** BEGIN **
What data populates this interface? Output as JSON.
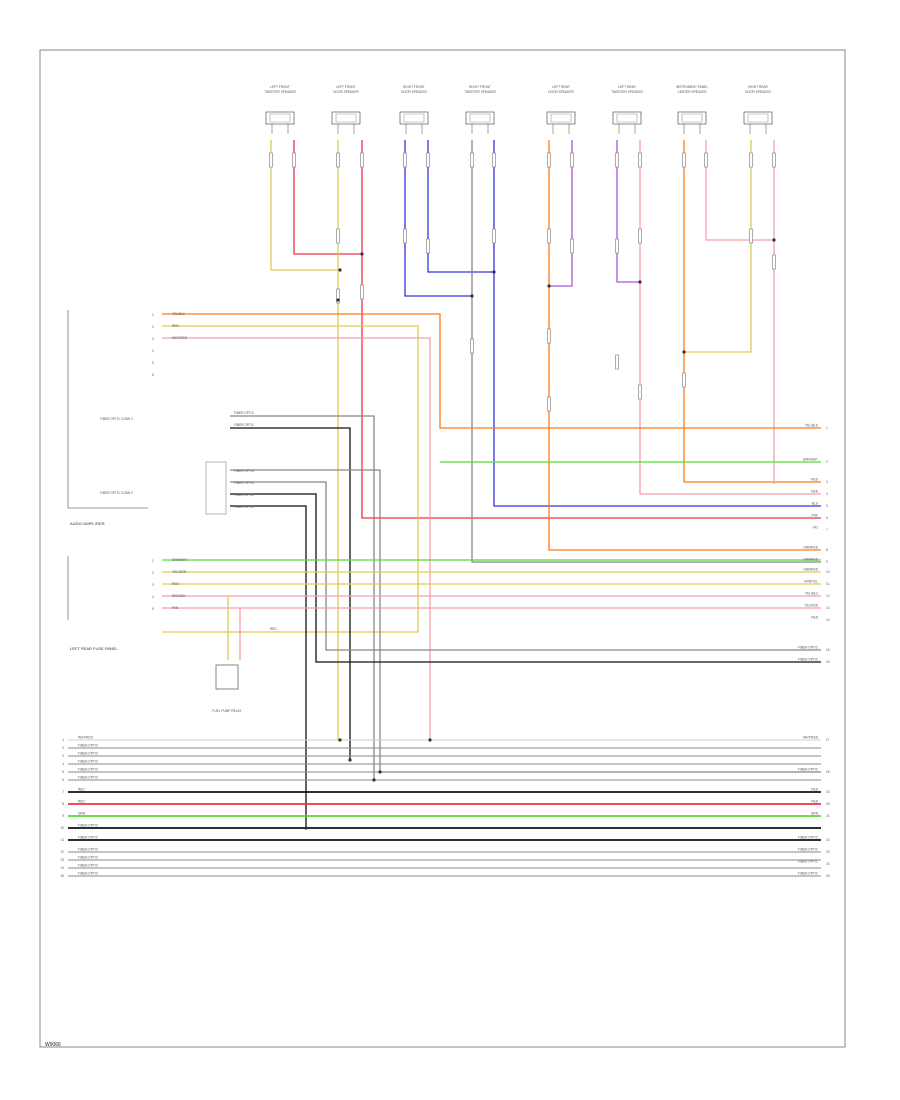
{
  "diagram": {
    "page_code": "W9066",
    "colors": {
      "yellow": "#ddcc55",
      "red": "#ee3344",
      "blue": "#3333dd",
      "orange": "#ff7a1a",
      "green": "#55dd33",
      "violet": "#aa55dd",
      "black": "#111111",
      "white": "#cfcfcf",
      "pink": "#f4a0a8",
      "gray": "#888888",
      "frame": "#888888"
    },
    "speakers": [
      {
        "name": "LEFT FRONT TWEETER SPEAKER",
        "connector": "LEFT FRONT TWEETER"
      },
      {
        "name": "LEFT FRONT DOOR SPEAKER",
        "connector": "LEFT FRONT DOOR"
      },
      {
        "name": "RIGHT FRONT DOOR SPEAKER",
        "connector": "RIGHT FRONT DOOR"
      },
      {
        "name": "RIGHT FRONT TWEETER SPEAKER",
        "connector": "RIGHT FRONT TWEETER"
      },
      {
        "name": "LEFT REAR DOOR SPEAKER",
        "connector": "LEFT REAR DOOR"
      },
      {
        "name": "LEFT REAR TWEETER SPEAKER",
        "connector": "LEFT REAR TWEETER"
      },
      {
        "name": "INSTRUMENT PANEL CENTER SPEAKER",
        "connector": "CENTER"
      },
      {
        "name": "RIGHT REAR DOOR SPEAKER",
        "connector": "RIGHT REAR DOOR"
      }
    ],
    "left_components": [
      {
        "name": "AUDIO AMPLIFIER",
        "pins": [
          "YEL/BLK",
          "RED",
          "WHT/RED",
          "",
          "",
          ""
        ]
      },
      {
        "name": "FIBER OPTIC CONN 1",
        "pins": [
          "FIBER OPTIC",
          "FIBER OPTIC"
        ]
      },
      {
        "name": "FIBER OPTIC CONN 2",
        "pins": [
          "FIBER OPTIC",
          "FIBER OPTIC",
          "FIBER OPTIC",
          "FIBER OPTIC"
        ]
      },
      {
        "name": "LEFT REAR FUSE PANEL",
        "pins": [
          "GRN/WHT",
          "YEL/GRN",
          "RED",
          "RED/BLK",
          "PNK"
        ]
      },
      {
        "name": "FUEL PUMP RELAY",
        "pins": [
          "RED"
        ]
      }
    ],
    "right_terminals": [
      "YEL/BLK",
      "GRN/WHT",
      "RED",
      "RED",
      "BLU",
      "PNK",
      "VIO",
      "ORN/RED",
      "ORN/RED",
      "GRN/RED",
      "GRN/YEL",
      "YEL/BLU",
      "YEL/RED",
      "RED",
      "FIBER OPTIC",
      "FIBER OPTIC",
      "WHT/RED",
      "FIBER OPTIC",
      "RED",
      "RED",
      "GRN",
      "FIBER OPTIC",
      "FIBER OPTIC",
      "FIBER OPTIC",
      "FIBER OPTIC"
    ],
    "bottom_left_labels": [
      "WHT/RED",
      "FIBER OPTIC",
      "FIBER OPTIC",
      "FIBER OPTIC",
      "FIBER OPTIC",
      "FIBER OPTIC",
      "RED",
      "RED",
      "GRN",
      "FIBER OPTIC",
      "FIBER OPTIC",
      "FIBER OPTIC",
      "FIBER OPTIC",
      "FIBER OPTIC",
      "FIBER OPTIC"
    ]
  }
}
** END **
In the listing, how many lines hold "DOOR"? Answer with a bare number.

### Answer
8